--- START ---

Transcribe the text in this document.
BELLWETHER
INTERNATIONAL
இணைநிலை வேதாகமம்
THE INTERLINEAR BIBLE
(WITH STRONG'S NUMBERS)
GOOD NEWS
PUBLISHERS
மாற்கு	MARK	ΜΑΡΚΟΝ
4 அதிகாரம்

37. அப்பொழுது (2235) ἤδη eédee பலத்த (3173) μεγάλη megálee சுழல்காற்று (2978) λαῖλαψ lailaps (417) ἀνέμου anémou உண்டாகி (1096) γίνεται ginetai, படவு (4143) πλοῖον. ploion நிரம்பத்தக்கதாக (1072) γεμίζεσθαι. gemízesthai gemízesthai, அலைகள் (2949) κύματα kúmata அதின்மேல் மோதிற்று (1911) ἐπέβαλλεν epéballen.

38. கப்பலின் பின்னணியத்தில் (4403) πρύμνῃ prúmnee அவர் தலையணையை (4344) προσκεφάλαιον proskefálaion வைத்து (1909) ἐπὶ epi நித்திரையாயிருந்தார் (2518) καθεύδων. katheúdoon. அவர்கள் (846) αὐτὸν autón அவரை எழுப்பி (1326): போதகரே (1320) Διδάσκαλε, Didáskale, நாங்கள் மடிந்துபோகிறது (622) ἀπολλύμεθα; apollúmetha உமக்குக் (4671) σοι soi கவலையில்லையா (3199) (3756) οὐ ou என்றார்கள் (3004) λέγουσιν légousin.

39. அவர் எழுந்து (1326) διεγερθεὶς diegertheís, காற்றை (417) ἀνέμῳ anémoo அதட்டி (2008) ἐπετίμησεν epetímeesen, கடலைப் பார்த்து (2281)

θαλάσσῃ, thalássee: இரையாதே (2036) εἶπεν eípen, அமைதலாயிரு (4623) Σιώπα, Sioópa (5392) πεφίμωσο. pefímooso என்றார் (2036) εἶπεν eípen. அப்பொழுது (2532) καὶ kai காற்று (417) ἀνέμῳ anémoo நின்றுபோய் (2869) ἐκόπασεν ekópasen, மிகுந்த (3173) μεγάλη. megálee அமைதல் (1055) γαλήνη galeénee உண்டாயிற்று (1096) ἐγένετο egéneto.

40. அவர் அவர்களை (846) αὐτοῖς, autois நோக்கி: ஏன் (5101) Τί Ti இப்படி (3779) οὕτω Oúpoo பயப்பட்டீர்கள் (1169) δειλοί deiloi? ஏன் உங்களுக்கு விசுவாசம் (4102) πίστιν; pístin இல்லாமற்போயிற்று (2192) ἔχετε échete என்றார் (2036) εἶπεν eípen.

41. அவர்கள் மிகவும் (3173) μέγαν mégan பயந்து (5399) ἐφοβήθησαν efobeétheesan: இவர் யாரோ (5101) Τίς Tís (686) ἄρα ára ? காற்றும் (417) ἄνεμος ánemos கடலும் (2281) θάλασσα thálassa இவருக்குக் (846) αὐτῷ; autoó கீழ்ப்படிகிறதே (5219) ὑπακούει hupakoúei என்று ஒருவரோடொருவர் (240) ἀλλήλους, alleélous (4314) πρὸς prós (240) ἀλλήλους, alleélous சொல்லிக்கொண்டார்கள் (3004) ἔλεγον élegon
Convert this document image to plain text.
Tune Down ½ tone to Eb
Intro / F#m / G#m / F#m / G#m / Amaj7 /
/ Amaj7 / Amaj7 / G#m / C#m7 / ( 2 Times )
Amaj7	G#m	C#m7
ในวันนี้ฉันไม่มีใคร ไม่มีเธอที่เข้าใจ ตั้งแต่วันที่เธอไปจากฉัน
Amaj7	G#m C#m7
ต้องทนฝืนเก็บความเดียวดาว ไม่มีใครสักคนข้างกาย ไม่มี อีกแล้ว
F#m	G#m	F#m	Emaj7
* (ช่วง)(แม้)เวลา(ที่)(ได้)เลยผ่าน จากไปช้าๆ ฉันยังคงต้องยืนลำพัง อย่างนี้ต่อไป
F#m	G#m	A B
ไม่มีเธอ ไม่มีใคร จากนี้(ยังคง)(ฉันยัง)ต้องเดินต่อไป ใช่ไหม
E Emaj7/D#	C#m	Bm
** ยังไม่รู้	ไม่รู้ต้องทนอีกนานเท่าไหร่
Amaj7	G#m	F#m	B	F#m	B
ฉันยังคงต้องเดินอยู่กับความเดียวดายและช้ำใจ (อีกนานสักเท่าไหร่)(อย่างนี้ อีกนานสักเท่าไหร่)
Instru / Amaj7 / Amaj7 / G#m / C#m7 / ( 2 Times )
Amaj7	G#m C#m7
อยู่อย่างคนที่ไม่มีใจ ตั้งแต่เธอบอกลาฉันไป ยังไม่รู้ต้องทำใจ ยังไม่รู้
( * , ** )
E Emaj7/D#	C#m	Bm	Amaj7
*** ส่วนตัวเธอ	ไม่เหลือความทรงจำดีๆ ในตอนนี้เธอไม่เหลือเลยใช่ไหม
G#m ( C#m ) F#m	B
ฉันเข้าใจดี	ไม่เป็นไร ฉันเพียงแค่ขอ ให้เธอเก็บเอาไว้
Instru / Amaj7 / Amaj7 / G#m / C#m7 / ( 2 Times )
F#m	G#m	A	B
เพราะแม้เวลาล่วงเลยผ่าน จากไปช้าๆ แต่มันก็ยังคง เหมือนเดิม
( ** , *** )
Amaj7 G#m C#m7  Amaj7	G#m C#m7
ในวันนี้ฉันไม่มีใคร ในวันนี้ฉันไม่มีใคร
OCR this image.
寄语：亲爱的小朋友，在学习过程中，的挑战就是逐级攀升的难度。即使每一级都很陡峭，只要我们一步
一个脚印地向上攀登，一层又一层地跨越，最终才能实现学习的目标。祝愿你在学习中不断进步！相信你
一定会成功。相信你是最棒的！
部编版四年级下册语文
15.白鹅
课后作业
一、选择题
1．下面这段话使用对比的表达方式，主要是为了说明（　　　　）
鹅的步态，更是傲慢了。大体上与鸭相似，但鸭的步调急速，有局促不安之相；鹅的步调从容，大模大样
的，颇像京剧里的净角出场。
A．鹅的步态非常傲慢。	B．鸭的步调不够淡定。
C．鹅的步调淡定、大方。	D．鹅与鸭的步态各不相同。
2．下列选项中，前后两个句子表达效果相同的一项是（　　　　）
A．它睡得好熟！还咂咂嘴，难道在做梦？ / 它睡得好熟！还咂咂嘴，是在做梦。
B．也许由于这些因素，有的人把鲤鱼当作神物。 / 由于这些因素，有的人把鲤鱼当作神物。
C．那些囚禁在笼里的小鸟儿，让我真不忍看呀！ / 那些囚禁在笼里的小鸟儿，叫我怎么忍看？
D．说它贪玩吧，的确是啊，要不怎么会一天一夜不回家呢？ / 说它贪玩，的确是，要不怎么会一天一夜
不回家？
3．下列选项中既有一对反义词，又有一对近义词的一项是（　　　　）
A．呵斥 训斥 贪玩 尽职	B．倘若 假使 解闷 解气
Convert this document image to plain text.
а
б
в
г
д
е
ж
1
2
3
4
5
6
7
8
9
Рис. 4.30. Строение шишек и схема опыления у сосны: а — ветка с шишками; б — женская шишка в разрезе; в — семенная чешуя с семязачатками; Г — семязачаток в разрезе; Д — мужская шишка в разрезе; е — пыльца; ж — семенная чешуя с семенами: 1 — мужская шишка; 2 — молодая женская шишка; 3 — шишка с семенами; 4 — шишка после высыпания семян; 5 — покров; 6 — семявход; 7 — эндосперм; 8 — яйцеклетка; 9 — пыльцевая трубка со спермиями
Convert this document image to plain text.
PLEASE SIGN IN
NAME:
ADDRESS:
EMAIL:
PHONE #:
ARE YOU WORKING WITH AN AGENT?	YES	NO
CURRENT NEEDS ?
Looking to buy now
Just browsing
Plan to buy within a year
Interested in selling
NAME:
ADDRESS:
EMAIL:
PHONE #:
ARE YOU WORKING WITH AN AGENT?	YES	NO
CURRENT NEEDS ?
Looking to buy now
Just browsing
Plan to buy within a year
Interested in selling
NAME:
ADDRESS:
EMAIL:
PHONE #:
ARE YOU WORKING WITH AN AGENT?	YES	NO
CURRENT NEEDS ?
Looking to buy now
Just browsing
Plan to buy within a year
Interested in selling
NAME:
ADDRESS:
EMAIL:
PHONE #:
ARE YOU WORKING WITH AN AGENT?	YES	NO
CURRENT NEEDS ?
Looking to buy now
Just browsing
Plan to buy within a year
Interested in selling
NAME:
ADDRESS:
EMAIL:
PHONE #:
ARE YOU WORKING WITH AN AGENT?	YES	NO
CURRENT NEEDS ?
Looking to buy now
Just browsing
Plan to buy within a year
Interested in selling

--- END ---

Find how many lines of the entries contain "ἀνέμῳ". Respond with the number only.

Task solution -
2